::: Data for the task :::

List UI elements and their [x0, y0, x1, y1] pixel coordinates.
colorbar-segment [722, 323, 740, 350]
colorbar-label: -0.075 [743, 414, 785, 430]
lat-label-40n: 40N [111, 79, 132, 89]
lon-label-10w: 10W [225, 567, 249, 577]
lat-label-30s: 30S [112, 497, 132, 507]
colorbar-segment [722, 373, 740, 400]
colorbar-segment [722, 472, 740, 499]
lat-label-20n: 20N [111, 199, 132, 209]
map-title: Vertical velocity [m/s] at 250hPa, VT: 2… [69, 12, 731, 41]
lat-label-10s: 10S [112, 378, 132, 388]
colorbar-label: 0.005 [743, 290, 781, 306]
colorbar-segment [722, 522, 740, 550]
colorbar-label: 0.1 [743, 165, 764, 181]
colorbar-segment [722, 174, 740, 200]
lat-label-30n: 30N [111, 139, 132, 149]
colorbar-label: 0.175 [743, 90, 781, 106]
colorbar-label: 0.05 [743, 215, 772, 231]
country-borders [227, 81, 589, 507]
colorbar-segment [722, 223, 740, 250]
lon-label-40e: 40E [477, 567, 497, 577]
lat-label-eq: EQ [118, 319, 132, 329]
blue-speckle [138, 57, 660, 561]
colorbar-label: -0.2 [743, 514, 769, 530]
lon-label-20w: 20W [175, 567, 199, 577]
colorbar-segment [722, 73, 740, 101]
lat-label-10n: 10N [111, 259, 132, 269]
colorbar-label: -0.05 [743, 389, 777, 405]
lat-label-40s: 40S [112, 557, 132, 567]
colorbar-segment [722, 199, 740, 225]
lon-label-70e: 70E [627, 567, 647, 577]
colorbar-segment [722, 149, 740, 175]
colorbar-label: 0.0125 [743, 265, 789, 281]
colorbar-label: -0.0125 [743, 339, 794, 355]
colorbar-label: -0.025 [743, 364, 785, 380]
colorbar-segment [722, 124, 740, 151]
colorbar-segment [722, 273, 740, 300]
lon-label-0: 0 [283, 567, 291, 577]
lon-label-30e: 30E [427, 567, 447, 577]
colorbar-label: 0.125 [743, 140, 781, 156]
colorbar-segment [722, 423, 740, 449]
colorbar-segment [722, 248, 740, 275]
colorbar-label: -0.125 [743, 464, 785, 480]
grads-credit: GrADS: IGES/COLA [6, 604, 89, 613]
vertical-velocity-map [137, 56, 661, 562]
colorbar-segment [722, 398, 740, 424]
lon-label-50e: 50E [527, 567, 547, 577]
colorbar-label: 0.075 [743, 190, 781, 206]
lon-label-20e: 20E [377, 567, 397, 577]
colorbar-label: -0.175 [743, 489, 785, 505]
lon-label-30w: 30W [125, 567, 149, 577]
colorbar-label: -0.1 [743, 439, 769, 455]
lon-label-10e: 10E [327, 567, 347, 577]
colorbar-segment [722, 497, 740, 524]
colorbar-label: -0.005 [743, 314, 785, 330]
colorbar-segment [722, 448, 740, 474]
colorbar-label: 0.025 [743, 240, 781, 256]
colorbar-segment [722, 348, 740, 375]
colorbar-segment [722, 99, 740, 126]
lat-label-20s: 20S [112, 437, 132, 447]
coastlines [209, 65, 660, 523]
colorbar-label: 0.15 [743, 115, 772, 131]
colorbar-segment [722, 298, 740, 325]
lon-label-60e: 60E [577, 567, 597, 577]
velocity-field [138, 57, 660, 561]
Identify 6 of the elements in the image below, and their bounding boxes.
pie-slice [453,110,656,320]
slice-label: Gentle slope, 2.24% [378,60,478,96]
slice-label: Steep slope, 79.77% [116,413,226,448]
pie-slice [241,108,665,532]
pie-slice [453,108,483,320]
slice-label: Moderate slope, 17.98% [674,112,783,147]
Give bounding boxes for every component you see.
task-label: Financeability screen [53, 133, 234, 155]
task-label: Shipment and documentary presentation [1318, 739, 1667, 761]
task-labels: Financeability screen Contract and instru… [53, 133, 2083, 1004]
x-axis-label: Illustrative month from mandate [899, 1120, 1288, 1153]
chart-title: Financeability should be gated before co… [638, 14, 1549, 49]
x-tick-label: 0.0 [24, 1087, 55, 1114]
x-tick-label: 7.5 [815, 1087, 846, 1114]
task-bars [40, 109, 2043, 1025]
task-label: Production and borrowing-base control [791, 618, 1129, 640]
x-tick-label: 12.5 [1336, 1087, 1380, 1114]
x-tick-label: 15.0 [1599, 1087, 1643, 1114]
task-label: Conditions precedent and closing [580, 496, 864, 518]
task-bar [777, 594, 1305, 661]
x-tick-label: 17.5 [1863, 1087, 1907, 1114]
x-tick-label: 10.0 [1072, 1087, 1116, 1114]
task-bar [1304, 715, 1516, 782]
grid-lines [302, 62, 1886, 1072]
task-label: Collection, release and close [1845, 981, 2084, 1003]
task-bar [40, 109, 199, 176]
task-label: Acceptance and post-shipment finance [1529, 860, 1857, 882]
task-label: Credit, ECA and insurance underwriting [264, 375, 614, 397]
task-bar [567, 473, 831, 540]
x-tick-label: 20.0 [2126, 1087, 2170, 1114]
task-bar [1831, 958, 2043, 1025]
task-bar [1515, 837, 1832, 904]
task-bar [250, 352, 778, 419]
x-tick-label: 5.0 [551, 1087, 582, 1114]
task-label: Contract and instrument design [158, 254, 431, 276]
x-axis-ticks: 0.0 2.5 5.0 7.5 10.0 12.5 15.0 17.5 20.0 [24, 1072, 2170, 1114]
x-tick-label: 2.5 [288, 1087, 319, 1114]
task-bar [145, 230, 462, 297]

:::

> [Task details]
Reproduce every line of the listing above verbatim, in the same order.

> [Finished task]
List UI elements and their [x0, y0, x1, y1] pixel coordinates.
colorbar-segment [722, 323, 740, 350]
colorbar-label: -0.075 [743, 414, 785, 430]
lat-label-40n: 40N [111, 79, 132, 89]
lon-label-10w: 10W [225, 567, 249, 577]
lat-label-30s: 30S [112, 497, 132, 507]
colorbar-segment [722, 373, 740, 400]
colorbar-segment [722, 472, 740, 499]
lat-label-20n: 20N [111, 199, 132, 209]
map-title: Vertical velocity [m/s] at 250hPa, VT: 2… [69, 12, 731, 41]
lat-label-10s: 10S [112, 378, 132, 388]
colorbar-label: 0.005 [743, 290, 781, 306]
colorbar-segment [722, 522, 740, 550]
colorbar-label: 0.1 [743, 165, 764, 181]
colorbar-segment [722, 174, 740, 200]
lat-label-30n: 30N [111, 139, 132, 149]
colorbar-label: 0.175 [743, 90, 781, 106]
colorbar-label: 0.05 [743, 215, 772, 231]
country-borders [227, 81, 589, 507]
colorbar-segment [722, 223, 740, 250]
lon-label-40e: 40E [477, 567, 497, 577]
lat-label-eq: EQ [118, 319, 132, 329]
blue-speckle [138, 57, 660, 561]
colorbar-label: -0.2 [743, 514, 769, 530]
lon-label-20w: 20W [175, 567, 199, 577]
colorbar-segment [722, 73, 740, 101]
lat-label-10n: 10N [111, 259, 132, 269]
colorbar-label: -0.05 [743, 389, 777, 405]
lat-label-40s: 40S [112, 557, 132, 567]
colorbar-segment [722, 199, 740, 225]
lon-label-70e: 70E [627, 567, 647, 577]
colorbar-segment [722, 149, 740, 175]
colorbar-label: 0.0125 [743, 265, 789, 281]
colorbar-label: -0.0125 [743, 339, 794, 355]
colorbar-label: -0.025 [743, 364, 785, 380]
colorbar-segment [722, 124, 740, 151]
colorbar-segment [722, 273, 740, 300]
lon-label-0: 0 [283, 567, 291, 577]
lon-label-30e: 30E [427, 567, 447, 577]
colorbar-label: 0.125 [743, 140, 781, 156]
colorbar-segment [722, 423, 740, 449]
colorbar-segment [722, 248, 740, 275]
colorbar-label: -0.125 [743, 464, 785, 480]
grads-credit: GrADS: IGES/COLA [6, 604, 89, 613]
vertical-velocity-map [137, 56, 661, 562]
colorbar-segment [722, 398, 740, 424]
lon-label-50e: 50E [527, 567, 547, 577]
colorbar-label: 0.075 [743, 190, 781, 206]
lon-label-20e: 20E [377, 567, 397, 577]
colorbar-label: -0.175 [743, 489, 785, 505]
lon-label-30w: 30W [125, 567, 149, 577]
colorbar-label: -0.1 [743, 439, 769, 455]
lon-label-10e: 10E [327, 567, 347, 577]
colorbar-segment [722, 497, 740, 524]
colorbar-label: -0.005 [743, 314, 785, 330]
colorbar-segment [722, 448, 740, 474]
colorbar-label: 0.025 [743, 240, 781, 256]
colorbar-segment [722, 348, 740, 375]
colorbar-segment [722, 99, 740, 126]
lat-label-20s: 20S [112, 437, 132, 447]
coastlines [209, 65, 660, 523]
colorbar-label: 0.15 [743, 115, 772, 131]
colorbar-segment [722, 298, 740, 325]
lon-label-60e: 60E [577, 567, 597, 577]
velocity-field [138, 57, 660, 561]
Identify 6 of the elements in the image below, and their bounding boxes.
pie-slice [453,110,656,320]
slice-label: Gentle slope, 2.24% [378,60,478,96]
slice-label: Steep slope, 79.77% [116,413,226,448]
pie-slice [241,108,665,532]
pie-slice [453,108,483,320]
slice-label: Moderate slope, 17.98% [674,112,783,147]
Give bounding boxes for every component you see.
task-label: Financeability screen [53, 133, 234, 155]
task-label: Shipment and documentary presentation [1318, 739, 1667, 761]
task-labels: Financeability screen Contract and instru… [53, 133, 2083, 1004]
x-axis-label: Illustrative month from mandate [899, 1120, 1288, 1153]
chart-title: Financeability should be gated before co… [638, 14, 1549, 49]
x-tick-label: 0.0 [24, 1087, 55, 1114]
x-tick-label: 7.5 [815, 1087, 846, 1114]
task-bars [40, 109, 2043, 1025]
task-label: Production and borrowing-base control [791, 618, 1129, 640]
x-tick-label: 12.5 [1336, 1087, 1380, 1114]
x-tick-label: 15.0 [1599, 1087, 1643, 1114]
task-label: Conditions precedent and closing [580, 496, 864, 518]
task-bar [777, 594, 1305, 661]
x-tick-label: 17.5 [1863, 1087, 1907, 1114]
x-tick-label: 10.0 [1072, 1087, 1116, 1114]
task-bar [1304, 715, 1516, 782]
grid-lines [302, 62, 1886, 1072]
task-label: Collection, release and close [1845, 981, 2084, 1003]
task-bar [40, 109, 199, 176]
task-label: Acceptance and post-shipment finance [1529, 860, 1857, 882]
task-label: Credit, ECA and insurance underwriting [264, 375, 614, 397]
task-bar [567, 473, 831, 540]
x-tick-label: 20.0 [2126, 1087, 2170, 1114]
task-bar [1831, 958, 2043, 1025]
task-bar [1515, 837, 1832, 904]
task-bar [250, 352, 778, 419]
x-tick-label: 5.0 [551, 1087, 582, 1114]
task-label: Contract and instrument design [158, 254, 431, 276]
x-axis-ticks: 0.0 2.5 5.0 7.5 10.0 12.5 15.0 17.5 20.0 [24, 1072, 2170, 1114]
x-tick-label: 2.5 [288, 1087, 319, 1114]
task-bar [145, 230, 462, 297]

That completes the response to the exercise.